"""

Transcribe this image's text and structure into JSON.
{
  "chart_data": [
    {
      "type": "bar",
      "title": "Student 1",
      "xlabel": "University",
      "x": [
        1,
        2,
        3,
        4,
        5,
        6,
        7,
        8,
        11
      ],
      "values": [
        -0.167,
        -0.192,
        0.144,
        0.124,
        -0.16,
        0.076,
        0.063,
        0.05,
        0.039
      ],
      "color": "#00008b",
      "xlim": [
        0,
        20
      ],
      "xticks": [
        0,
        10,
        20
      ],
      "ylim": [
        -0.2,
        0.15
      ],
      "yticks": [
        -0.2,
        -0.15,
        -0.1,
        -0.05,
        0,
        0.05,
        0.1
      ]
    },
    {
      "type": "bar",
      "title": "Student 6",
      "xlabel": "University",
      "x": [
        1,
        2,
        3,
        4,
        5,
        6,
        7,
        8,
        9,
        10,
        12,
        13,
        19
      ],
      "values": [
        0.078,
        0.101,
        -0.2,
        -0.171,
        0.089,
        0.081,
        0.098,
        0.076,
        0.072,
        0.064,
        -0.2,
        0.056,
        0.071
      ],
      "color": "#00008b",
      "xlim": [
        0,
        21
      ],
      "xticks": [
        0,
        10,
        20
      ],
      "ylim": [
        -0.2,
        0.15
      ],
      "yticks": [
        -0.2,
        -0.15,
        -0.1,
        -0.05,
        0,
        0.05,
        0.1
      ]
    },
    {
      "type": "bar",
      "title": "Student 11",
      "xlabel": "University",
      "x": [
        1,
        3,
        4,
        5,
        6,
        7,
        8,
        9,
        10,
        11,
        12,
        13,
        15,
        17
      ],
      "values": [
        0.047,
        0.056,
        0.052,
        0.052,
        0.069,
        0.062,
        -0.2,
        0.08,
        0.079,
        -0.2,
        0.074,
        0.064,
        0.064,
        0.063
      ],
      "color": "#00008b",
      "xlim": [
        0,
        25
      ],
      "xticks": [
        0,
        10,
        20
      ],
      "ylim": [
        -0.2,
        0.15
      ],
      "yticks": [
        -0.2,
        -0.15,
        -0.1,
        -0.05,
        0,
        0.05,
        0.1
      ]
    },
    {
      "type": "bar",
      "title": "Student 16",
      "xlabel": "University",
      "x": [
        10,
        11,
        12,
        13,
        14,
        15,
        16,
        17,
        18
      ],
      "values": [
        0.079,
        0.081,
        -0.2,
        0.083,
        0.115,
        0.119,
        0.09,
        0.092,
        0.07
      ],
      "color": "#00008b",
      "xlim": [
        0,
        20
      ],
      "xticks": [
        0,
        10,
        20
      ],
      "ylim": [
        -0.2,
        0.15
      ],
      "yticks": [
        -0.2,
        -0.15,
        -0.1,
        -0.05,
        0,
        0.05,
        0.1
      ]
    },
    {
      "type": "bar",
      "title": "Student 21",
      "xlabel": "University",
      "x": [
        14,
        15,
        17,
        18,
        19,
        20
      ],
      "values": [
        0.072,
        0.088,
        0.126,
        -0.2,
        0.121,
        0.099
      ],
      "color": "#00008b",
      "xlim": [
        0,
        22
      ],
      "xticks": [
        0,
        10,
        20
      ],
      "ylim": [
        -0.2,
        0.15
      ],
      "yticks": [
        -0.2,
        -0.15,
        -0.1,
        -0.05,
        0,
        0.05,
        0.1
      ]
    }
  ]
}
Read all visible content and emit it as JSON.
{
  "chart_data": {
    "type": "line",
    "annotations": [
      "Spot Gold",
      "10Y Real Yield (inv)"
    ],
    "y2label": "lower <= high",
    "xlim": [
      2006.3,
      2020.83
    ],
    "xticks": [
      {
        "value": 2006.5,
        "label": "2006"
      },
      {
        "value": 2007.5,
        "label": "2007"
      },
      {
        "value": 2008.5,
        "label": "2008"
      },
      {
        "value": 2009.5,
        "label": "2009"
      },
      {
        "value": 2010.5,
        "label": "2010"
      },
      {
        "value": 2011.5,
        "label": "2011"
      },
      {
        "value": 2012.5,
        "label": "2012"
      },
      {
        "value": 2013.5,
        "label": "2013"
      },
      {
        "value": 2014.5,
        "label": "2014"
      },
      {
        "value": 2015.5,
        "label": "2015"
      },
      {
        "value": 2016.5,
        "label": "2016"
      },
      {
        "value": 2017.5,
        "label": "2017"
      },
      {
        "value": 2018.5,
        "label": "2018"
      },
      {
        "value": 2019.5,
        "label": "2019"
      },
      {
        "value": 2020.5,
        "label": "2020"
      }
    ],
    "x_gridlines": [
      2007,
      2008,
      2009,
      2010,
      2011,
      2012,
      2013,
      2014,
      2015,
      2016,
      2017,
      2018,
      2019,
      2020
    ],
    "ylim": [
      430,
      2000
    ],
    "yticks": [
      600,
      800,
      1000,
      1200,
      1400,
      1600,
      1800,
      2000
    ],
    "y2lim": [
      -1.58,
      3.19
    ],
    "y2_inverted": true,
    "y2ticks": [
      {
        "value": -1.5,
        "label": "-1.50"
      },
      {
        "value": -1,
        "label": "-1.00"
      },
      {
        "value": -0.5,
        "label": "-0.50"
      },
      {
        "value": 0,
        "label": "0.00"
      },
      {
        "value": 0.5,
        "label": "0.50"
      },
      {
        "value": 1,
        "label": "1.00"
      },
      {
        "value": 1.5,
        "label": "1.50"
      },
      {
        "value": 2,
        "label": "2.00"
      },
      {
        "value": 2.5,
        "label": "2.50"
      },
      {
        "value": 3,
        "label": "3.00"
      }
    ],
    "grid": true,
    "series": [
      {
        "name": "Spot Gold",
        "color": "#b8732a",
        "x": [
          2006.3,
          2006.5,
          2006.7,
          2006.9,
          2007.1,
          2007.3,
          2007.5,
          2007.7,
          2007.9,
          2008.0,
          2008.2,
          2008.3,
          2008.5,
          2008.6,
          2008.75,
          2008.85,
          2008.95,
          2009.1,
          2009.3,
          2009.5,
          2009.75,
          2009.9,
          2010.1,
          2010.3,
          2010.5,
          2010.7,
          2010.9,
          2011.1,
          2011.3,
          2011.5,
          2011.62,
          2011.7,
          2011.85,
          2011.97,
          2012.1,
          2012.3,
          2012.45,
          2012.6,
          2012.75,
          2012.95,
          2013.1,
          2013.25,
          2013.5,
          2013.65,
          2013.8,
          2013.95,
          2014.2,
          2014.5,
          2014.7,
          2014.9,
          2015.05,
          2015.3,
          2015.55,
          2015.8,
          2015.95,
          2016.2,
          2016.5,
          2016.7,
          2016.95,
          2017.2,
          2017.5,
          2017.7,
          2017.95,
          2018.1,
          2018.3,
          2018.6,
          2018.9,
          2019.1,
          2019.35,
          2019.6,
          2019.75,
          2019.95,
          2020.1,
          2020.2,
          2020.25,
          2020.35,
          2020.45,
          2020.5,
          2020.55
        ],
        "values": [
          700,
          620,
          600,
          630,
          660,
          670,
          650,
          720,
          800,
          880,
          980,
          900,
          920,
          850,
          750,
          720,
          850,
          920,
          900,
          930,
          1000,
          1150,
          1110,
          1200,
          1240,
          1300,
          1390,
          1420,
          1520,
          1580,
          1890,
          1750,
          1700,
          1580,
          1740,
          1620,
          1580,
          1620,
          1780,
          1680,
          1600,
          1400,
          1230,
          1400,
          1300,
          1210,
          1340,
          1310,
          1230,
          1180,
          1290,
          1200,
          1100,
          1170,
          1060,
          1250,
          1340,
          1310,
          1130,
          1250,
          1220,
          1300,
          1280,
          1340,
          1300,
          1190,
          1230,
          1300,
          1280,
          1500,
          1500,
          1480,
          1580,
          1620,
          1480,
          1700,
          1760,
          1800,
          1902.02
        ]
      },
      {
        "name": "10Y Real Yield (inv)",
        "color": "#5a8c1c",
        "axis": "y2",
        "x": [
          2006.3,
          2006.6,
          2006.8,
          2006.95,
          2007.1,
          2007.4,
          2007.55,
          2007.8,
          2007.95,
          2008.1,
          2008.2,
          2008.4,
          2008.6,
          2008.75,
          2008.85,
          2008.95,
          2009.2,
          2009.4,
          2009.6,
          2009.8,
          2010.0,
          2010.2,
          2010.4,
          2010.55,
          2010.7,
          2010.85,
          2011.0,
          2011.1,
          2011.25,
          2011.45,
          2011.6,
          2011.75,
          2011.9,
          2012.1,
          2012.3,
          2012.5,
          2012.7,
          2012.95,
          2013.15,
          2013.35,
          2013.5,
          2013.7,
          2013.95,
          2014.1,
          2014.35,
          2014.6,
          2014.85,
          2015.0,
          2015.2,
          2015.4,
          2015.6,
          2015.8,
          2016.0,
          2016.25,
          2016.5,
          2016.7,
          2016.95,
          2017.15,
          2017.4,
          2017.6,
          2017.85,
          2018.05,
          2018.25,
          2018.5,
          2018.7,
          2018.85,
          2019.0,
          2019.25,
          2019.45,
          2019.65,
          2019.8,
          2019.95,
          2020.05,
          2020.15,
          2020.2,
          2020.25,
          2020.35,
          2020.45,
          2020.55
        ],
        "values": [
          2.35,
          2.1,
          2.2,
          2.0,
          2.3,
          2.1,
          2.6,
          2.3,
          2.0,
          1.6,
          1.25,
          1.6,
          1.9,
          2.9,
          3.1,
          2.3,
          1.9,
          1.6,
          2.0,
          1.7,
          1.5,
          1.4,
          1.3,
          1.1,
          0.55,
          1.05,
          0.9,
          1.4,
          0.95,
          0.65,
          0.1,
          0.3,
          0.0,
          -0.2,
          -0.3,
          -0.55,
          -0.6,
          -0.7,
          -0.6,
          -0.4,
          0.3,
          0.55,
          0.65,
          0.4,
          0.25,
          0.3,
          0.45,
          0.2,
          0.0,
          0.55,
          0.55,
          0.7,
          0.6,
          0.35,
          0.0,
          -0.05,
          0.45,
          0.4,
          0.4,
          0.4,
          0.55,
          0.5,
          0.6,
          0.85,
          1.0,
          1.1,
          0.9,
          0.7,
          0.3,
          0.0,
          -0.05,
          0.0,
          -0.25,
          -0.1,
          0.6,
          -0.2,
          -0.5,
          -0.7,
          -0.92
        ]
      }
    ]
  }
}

"""

## WHAT IS NEEDED
Gather up every line in the data above that contains the word "Yield", copying each one.

## COMPLETED TASK
      "10Y Real Yield (inv)"
        "name": "10Y Real Yield (inv)",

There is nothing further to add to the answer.